───── Record extracts

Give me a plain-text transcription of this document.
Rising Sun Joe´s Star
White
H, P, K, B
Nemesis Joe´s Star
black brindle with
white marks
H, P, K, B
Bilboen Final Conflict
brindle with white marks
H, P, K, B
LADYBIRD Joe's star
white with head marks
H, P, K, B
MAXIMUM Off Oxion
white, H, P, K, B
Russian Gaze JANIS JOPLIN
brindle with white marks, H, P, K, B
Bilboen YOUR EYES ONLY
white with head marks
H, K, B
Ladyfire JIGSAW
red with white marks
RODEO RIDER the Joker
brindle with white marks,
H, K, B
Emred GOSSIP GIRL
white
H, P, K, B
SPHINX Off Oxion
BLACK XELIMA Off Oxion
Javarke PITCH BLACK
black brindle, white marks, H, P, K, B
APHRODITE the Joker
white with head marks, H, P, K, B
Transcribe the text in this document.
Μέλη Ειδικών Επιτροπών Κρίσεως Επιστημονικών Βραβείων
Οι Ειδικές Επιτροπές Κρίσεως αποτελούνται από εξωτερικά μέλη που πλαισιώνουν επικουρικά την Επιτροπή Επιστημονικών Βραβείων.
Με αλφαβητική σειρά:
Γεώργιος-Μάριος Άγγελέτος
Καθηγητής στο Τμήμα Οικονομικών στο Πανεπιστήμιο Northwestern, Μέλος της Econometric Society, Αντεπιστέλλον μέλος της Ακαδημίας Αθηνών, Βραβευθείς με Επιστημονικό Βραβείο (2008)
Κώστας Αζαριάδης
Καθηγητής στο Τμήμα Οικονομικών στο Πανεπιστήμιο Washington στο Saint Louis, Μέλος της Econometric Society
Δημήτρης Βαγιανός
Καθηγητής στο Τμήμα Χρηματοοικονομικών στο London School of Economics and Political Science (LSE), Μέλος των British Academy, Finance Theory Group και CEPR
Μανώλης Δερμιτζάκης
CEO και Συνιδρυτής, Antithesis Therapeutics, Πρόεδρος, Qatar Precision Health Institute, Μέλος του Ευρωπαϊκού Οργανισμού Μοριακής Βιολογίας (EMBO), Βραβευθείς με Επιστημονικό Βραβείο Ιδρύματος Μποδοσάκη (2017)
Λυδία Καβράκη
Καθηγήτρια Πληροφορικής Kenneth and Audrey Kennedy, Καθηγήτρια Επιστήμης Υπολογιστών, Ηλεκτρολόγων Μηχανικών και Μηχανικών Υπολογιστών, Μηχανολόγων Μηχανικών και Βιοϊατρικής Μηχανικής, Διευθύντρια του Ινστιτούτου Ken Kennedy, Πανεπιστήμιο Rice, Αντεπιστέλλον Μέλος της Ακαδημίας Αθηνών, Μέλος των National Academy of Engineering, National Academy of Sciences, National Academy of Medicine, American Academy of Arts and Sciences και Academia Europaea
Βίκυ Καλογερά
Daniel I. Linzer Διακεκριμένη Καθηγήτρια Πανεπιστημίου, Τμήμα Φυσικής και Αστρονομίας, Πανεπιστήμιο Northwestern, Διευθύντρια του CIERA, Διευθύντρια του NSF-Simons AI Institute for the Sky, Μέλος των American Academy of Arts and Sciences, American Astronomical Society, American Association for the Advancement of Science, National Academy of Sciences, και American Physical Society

──────────

### What is needed
Where a line of the records above holds the word "Βραβείων", copy that line.

### Response to this exercise
Μέλη Ειδικών Επιτροπών Κρίσεως Επιστημονικών Βραβείων
Οι Ειδικές Επιτροπές Κρίσεως αποτελούνται από εξωτερικά μέλη που πλαισιώνουν επικουρικά την Επιτροπή Επιστημονικών Βραβείων.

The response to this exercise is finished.